To be done → Take the entries below and print all of them exactly, please.

Supplied data →
◇ ◇ ◇ ◇ ◇ ◇ ◇
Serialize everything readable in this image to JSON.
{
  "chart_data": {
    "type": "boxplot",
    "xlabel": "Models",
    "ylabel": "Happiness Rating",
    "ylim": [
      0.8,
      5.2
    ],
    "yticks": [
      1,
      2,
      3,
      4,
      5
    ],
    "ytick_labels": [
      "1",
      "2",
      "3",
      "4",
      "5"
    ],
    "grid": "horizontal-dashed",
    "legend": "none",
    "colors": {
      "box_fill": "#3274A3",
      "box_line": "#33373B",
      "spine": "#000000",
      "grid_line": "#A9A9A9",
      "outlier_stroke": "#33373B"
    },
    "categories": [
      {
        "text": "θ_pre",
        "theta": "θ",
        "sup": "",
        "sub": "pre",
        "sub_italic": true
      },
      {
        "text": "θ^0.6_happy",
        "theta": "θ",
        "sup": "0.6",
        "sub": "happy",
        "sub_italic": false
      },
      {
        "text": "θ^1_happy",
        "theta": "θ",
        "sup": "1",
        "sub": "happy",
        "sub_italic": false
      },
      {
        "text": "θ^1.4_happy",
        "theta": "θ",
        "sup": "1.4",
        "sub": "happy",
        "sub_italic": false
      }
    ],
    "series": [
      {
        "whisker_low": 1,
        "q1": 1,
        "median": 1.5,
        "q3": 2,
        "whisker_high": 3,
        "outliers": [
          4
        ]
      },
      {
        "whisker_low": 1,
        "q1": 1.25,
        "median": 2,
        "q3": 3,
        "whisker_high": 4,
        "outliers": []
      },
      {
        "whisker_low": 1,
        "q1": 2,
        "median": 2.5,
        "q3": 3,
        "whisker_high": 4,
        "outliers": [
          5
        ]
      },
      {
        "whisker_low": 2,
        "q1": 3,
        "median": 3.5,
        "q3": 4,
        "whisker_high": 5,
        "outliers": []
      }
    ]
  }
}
◇ ◇ ◇ ◇ ◇ ◇ ◇
Answer to this exercise →
Serialize everything readable in this image to JSON.
{
  "chart_data": {
    "type": "boxplot",
    "xlabel": "Models",
    "ylabel": "Happiness Rating",
    "ylim": [
      0.8,
      5.2
    ],
    "yticks": [
      1,
      2,
      3,
      4,
      5
    ],
    "ytick_labels": [
      "1",
      "2",
      "3",
      "4",
      "5"
    ],
    "grid": "horizontal-dashed",
    "legend": "none",
    "colors": {
      "box_fill": "#3274A3",
      "box_line": "#33373B",
      "spine": "#000000",
      "grid_line": "#A9A9A9",
      "outlier_stroke": "#33373B"
    },
    "categories": [
      {
        "text": "θ_pre",
        "theta": "θ",
        "sup": "",
        "sub": "pre",
        "sub_italic": true
      },
      {
        "text": "θ^0.6_happy",
        "theta": "θ",
        "sup": "0.6",
        "sub": "happy",
        "sub_italic": false
      },
      {
        "text": "θ^1_happy",
        "theta": "θ",
        "sup": "1",
        "sub": "happy",
        "sub_italic": false
      },
      {
        "text": "θ^1.4_happy",
        "theta": "θ",
        "sup": "1.4",
        "sub": "happy",
        "sub_italic": false
      }
    ],
    "series": [
      {
        "whisker_low": 1,
        "q1": 1,
        "median": 1.5,
        "q3": 2,
        "whisker_high": 3,
        "outliers": [
          4
        ]
      },
      {
        "whisker_low": 1,
        "q1": 1.25,
        "median": 2,
        "q3": 3,
        "whisker_high": 4,
        "outliers": []
      },
      {
        "whisker_low": 1,
        "q1": 2,
        "median": 2.5,
        "q3": 3,
        "whisker_high": 4,
        "outliers": [
          5
        ]
      },
      {
        "whisker_low": 2,
        "q1": 3,
        "median": 3.5,
        "q3": 4,
        "whisker_high": 5,
        "outliers": []
      }
    ]
  }
}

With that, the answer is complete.